> [SHORT PROBLEM] Examine the entries and show every line in which the word "paper" is found.

Figure data in JSON

'''

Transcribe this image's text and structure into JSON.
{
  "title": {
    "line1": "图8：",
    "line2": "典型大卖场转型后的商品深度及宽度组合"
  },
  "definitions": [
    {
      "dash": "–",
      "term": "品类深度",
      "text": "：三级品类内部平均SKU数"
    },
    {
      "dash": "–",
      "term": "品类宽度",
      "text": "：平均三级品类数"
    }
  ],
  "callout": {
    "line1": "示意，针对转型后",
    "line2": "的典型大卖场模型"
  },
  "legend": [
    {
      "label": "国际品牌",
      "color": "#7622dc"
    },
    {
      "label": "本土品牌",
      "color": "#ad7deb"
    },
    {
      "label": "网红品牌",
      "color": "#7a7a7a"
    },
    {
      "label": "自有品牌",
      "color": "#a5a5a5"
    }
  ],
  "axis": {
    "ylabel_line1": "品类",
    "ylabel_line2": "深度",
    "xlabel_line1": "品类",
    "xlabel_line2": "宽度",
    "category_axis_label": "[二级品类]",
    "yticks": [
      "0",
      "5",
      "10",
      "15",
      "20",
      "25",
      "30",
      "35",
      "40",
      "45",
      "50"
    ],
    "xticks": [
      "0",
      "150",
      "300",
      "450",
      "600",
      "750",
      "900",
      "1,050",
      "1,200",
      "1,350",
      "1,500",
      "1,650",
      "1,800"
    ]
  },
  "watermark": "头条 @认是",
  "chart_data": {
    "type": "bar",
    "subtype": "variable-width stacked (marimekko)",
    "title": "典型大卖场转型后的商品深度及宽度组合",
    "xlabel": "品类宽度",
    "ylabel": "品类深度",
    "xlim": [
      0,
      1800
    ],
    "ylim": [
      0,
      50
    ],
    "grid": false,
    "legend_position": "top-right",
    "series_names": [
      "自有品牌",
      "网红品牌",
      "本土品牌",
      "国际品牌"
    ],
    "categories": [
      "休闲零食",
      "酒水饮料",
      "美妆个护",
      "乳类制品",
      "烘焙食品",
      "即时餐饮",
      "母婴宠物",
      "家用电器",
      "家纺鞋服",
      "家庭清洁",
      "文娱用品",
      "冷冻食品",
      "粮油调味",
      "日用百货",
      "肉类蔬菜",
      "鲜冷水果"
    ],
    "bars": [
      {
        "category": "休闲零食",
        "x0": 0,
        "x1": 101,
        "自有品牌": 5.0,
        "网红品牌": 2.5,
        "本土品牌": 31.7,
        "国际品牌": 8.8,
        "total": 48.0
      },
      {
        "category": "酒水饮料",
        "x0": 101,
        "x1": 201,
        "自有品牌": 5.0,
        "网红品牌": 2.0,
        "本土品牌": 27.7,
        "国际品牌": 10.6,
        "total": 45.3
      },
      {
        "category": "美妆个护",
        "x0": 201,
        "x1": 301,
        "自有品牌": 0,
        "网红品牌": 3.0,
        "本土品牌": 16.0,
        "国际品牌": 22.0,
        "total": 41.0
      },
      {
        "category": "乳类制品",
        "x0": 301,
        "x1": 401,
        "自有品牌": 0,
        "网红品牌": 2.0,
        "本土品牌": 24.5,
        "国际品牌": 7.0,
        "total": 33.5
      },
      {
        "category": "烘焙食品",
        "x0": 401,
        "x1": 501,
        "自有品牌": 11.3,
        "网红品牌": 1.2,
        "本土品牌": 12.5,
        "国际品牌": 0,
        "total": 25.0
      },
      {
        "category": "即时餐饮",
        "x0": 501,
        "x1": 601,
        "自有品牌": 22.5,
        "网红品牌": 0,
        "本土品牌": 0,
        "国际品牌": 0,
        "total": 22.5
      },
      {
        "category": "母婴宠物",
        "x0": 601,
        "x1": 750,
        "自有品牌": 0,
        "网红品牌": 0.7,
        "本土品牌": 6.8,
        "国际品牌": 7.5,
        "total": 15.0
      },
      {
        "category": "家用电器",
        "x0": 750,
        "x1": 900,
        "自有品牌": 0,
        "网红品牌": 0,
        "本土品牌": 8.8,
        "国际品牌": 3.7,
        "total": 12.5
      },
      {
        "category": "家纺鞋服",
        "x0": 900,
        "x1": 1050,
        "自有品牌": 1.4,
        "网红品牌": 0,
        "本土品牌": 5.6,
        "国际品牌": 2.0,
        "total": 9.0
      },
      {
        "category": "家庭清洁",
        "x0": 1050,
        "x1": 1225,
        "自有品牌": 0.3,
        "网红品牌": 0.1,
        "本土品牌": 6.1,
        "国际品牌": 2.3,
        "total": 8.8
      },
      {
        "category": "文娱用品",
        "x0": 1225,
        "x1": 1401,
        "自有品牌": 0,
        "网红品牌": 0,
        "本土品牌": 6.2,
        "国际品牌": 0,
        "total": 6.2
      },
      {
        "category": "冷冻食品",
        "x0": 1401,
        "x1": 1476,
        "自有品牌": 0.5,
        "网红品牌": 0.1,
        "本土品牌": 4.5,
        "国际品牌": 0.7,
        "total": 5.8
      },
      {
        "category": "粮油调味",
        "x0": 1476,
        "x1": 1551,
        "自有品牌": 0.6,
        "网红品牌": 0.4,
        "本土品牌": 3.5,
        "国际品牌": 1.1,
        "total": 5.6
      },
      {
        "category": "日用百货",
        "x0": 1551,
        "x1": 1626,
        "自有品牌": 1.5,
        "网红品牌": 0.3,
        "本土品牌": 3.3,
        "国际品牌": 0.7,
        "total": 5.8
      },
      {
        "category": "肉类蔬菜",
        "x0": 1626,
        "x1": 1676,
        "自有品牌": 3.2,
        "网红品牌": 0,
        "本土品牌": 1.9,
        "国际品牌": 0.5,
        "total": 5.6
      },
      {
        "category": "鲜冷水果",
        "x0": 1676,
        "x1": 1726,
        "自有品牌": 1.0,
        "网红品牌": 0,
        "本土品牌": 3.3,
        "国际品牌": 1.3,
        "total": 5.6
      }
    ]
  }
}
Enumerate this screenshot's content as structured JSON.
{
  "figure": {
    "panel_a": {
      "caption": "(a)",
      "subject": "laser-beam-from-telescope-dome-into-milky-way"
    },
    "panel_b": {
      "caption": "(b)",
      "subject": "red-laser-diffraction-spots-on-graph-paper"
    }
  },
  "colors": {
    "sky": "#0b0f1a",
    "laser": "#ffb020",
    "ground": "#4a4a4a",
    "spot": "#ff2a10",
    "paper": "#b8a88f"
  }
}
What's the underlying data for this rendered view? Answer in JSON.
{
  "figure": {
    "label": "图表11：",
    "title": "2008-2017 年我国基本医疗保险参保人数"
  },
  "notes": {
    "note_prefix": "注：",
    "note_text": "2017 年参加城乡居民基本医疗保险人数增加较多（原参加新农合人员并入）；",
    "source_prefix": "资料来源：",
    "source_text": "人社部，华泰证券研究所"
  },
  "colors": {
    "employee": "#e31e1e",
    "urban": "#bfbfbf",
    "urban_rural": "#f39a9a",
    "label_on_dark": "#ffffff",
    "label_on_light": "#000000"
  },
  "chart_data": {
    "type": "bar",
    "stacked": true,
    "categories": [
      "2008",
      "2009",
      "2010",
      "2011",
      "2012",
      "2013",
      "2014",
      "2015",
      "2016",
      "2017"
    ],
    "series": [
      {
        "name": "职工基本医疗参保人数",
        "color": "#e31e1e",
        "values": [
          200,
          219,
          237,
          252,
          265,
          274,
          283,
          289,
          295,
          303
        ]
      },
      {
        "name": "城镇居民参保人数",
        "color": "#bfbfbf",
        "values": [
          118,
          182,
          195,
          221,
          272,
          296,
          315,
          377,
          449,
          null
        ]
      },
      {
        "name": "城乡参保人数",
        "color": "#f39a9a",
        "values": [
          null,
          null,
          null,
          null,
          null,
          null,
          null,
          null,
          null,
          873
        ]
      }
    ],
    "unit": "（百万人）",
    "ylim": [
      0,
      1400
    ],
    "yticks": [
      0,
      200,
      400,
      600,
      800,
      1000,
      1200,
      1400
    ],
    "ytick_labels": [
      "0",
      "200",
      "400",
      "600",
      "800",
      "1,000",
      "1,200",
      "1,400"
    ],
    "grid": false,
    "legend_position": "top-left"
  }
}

'''

> [RESPONSE TO THE EXERCISE]
      "subject": "red-laser-diffraction-spots-on-graph-paper"
    "paper": "#b8a88f"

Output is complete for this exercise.